■ What the task requires: Identify and reproduce every line holding the string "momentum".
╭─ Exercise input
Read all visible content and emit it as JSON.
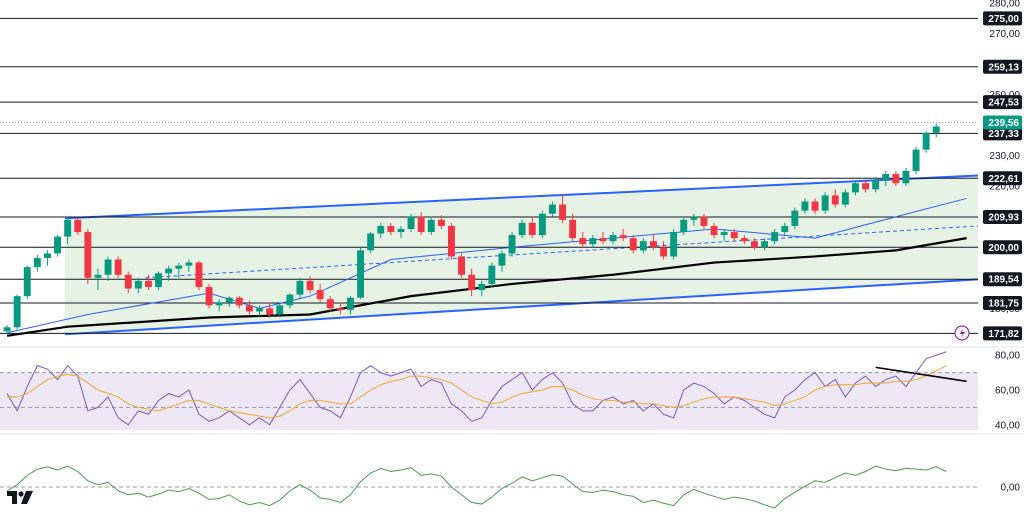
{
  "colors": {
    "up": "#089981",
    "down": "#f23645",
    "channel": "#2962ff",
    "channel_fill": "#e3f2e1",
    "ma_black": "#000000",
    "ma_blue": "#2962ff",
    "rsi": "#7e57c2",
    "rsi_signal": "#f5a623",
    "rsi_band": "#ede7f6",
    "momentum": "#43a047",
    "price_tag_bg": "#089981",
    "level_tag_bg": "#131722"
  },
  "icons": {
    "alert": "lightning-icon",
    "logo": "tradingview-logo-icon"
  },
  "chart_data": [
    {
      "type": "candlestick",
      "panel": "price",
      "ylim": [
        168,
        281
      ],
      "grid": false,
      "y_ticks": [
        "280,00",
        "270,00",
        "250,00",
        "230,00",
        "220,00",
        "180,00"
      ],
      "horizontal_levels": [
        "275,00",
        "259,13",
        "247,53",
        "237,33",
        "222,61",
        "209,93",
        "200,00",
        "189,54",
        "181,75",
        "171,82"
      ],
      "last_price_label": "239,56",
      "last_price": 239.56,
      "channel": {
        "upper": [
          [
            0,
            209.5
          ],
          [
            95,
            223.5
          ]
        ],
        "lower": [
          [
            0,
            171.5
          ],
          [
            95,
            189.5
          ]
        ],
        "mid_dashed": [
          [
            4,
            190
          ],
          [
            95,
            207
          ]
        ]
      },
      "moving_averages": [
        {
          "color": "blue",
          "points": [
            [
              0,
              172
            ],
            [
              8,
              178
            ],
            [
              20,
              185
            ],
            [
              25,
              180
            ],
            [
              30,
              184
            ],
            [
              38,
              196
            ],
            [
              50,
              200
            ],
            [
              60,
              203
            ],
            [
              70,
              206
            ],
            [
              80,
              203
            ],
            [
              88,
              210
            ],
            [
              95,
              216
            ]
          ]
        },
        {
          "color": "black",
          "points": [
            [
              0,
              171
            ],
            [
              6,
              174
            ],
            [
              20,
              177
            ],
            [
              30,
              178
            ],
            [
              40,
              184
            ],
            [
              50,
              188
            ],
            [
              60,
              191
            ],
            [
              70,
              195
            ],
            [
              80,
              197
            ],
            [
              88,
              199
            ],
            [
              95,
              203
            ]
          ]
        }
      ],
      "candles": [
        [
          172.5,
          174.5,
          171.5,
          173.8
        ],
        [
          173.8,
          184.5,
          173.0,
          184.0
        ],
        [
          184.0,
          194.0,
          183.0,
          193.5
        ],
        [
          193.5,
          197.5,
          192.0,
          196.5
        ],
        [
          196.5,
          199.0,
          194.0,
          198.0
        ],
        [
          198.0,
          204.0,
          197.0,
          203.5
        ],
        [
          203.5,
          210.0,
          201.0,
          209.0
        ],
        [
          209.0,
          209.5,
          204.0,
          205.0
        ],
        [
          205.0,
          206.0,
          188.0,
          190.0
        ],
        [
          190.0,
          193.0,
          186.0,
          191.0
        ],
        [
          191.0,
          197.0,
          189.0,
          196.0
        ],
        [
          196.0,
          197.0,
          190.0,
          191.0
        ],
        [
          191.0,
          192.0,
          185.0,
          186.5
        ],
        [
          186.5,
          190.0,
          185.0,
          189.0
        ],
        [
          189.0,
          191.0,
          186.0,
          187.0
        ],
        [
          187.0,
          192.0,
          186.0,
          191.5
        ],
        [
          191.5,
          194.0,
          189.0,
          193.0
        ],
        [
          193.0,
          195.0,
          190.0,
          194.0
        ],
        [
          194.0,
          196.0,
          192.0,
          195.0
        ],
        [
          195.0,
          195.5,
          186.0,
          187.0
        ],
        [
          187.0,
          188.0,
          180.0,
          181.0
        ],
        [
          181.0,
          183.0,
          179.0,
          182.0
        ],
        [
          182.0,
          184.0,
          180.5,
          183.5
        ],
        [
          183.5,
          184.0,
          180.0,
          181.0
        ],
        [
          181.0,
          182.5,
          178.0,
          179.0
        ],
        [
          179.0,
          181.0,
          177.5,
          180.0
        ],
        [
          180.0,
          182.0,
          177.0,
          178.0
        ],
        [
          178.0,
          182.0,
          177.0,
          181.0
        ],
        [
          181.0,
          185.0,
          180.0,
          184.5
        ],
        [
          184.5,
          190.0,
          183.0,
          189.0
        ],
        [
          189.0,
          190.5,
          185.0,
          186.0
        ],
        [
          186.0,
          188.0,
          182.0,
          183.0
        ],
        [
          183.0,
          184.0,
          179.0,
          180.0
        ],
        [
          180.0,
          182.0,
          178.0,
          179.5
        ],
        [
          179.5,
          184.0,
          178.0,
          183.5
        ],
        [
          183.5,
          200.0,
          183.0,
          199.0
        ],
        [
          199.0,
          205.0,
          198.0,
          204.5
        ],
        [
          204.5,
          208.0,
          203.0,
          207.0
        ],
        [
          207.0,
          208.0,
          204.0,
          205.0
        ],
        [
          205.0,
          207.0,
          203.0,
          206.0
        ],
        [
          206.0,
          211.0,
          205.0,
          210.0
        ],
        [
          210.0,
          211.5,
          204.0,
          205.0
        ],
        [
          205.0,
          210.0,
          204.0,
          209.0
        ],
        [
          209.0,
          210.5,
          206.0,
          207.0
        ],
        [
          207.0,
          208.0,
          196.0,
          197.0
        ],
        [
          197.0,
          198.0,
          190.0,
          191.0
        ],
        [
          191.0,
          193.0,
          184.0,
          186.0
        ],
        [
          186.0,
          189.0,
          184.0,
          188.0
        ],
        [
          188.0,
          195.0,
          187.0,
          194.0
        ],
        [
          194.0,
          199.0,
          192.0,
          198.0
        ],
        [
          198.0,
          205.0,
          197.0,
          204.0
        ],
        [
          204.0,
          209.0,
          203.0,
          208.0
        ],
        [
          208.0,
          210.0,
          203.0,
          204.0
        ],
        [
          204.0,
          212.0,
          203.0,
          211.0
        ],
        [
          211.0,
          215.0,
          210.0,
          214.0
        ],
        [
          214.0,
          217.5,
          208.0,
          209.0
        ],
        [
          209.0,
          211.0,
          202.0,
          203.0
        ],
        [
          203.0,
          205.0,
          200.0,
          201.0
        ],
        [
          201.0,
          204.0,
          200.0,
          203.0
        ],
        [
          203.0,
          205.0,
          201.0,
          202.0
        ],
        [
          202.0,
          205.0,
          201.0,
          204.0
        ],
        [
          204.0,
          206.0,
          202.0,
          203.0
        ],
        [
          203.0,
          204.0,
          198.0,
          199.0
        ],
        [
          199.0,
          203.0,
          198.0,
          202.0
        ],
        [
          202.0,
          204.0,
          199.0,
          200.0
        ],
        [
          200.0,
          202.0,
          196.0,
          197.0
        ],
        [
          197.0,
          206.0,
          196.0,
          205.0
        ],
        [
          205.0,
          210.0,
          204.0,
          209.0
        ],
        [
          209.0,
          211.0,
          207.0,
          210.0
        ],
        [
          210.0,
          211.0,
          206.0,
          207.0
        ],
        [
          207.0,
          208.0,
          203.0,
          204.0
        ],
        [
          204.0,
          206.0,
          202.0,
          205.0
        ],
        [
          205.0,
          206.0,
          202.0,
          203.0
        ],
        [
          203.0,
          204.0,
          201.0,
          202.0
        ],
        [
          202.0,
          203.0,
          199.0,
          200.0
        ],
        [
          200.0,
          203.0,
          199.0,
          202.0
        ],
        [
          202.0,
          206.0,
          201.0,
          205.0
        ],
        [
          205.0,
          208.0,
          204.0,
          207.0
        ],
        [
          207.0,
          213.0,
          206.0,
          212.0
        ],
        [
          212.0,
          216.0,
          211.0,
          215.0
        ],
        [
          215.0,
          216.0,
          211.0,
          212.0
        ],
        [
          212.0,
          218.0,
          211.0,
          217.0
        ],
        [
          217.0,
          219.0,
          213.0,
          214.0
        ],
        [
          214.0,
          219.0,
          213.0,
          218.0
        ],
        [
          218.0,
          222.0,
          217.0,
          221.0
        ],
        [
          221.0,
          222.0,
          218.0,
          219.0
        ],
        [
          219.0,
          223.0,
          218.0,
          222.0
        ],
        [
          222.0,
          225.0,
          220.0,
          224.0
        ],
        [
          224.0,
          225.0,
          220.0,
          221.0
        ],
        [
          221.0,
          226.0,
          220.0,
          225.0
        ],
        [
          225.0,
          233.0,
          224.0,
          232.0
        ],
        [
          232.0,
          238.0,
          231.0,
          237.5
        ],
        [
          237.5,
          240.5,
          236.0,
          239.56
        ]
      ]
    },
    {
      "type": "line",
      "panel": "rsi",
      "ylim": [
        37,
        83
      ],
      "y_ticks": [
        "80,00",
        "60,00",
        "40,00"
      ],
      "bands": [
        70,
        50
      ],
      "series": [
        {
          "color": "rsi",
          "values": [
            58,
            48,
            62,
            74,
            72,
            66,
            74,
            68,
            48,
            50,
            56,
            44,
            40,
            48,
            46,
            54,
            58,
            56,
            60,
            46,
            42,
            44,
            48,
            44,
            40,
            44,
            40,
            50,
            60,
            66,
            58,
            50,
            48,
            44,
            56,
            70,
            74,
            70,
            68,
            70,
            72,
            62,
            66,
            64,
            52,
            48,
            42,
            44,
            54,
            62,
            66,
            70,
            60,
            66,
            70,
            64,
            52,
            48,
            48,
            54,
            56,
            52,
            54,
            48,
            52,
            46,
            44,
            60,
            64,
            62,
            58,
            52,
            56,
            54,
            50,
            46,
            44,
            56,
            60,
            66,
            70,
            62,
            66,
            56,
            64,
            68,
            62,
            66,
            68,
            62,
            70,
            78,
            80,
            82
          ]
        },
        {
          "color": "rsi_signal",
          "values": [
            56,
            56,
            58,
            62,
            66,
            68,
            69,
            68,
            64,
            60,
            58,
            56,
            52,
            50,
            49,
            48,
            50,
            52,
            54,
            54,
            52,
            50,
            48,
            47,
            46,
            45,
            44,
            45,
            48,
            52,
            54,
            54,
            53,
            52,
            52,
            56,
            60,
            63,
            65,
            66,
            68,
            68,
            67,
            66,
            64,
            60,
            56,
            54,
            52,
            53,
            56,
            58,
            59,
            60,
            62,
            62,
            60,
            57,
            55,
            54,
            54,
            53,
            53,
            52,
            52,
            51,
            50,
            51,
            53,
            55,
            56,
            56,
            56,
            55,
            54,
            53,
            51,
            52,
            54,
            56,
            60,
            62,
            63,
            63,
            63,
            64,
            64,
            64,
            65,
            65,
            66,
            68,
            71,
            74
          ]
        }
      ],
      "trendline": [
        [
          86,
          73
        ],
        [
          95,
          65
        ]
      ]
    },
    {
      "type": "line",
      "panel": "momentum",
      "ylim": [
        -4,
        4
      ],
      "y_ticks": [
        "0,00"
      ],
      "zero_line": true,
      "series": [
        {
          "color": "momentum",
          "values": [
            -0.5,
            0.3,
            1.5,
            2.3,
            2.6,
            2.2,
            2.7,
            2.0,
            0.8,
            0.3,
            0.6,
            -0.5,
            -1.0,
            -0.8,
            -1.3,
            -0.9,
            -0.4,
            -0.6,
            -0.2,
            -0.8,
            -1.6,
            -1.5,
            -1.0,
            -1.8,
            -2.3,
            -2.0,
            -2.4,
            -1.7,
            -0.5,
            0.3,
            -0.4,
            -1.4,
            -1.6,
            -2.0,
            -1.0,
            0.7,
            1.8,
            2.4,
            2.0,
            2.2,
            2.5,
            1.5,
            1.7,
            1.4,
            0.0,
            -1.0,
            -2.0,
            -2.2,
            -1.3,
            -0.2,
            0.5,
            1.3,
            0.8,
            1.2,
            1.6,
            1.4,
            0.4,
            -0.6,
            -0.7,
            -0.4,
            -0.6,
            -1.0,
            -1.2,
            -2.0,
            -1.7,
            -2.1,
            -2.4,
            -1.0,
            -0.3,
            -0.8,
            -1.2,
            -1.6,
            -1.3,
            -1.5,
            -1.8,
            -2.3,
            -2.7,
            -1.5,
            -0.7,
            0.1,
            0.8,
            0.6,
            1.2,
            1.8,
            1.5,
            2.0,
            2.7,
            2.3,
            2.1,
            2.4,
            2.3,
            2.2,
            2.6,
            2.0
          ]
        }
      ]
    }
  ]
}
╰─
■ The result:
    "momentum": "#43a047",
      "panel": "momentum",
          "color": "momentum",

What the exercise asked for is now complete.